> **Page**:
··········
The Fox News Factor is everything to Trump

by digby

My Salon column this morning:

President Donald Trump stood in the White House Rose Garden this week hosting Brazil’s new President and beamed from ear to ear as this fellow right-wing demagogue parroted his favorite catch phrase “fake news” in front of the White House press corps assembled before him. Trump said he was very proud to hear the president use the term and he went off on an extended rant against social media as well as certain networks, promising once again to “do something about it.”

He complained again last weekend about Saturday Night Live mocking him and suggested that the FEC and the FCC look into stopping them from doing that. His top henchman in the House of Representatives, Devin Nunes, just this week filed a 250 million dollar lawsuit against some small time Twitter parody accounts that made fun of him and Trump Junior is writing op-eds complaining about twitter and Facebook censorship.

The “fake news” charge is nothing new, of course. Trump has used the phrase even more than “no collusion” and “witch hunt” over the past two years, clearly trying to indoctrinate Americans into believing that they must believe him and his allies and no one else. He has said it outright:

“Stick with us. Don’t believe the crap you see from these people, the fake news. … What you’re seeing and what you’re reading is not what’s happening.”

The attack on social media stems from a daft conspiracy theory that says the various platforms are censoring conservatives. It’s not true. They don’t know how the internet works and they thrive on victimization and conspiracy theories so this fits in nicely with their worldview. Attacking satire and humorists for being disrespectful to people who are in power, as Trump and Nunes are doing, is a new thing but it is obviously designed to intimidate. Trump is known for doing that.

But for all the complaining about bias and fake news, there actually is a plethora of right-wing propaganda on the internet and we’ve seen some disastrous results with the burgeoning international white identity movement using it for inspiration and organization. The Christchurch killer was steeped in it and obviously drew much of his murderous ideology from participating in chatrooms and forums.
··········
> **Data extract**:
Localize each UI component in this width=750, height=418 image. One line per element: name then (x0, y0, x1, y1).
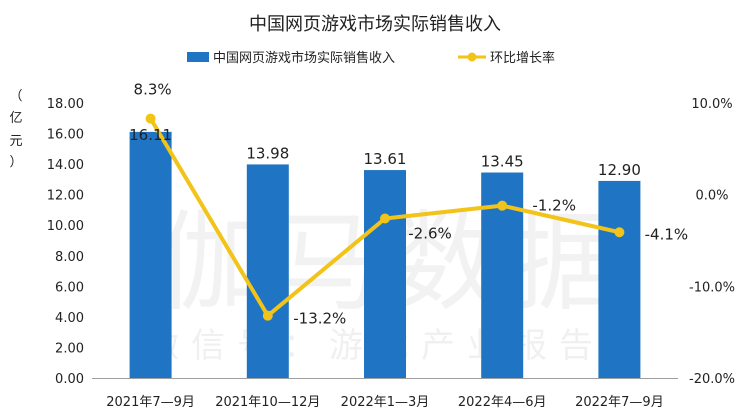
··········
> **Given instruction**:
Copy the column starting at "The attack on" and ending after "chatrooms and forums.", and swap "satire" for "comedy" in that passage. The data was taken from a different source than the column.

> **Complete answer**:
The attack on social media stems from a daft conspiracy theory that says the various platforms are censoring conservatives. It’s not true. They don’t know how the internet works and they thrive on victimization and conspiracy theories so this fits in nicely with their worldview. Attacking comedy and humorists for being disrespectful to people who are in power, as Trump and Nunes are doing, is a new thing but it is obviously designed to intimidate. Trump is known for doing that.

But for all the complaining about bias and fake news, there actually is a plethora of right-wing propaganda on the internet and we’ve seen some disastrous results with the burgeoning international white identity movement using it for inspiration and organization. The Christchurch killer was steeped in it and obviously drew much of his murderous ideology from participating in chatrooms and forums.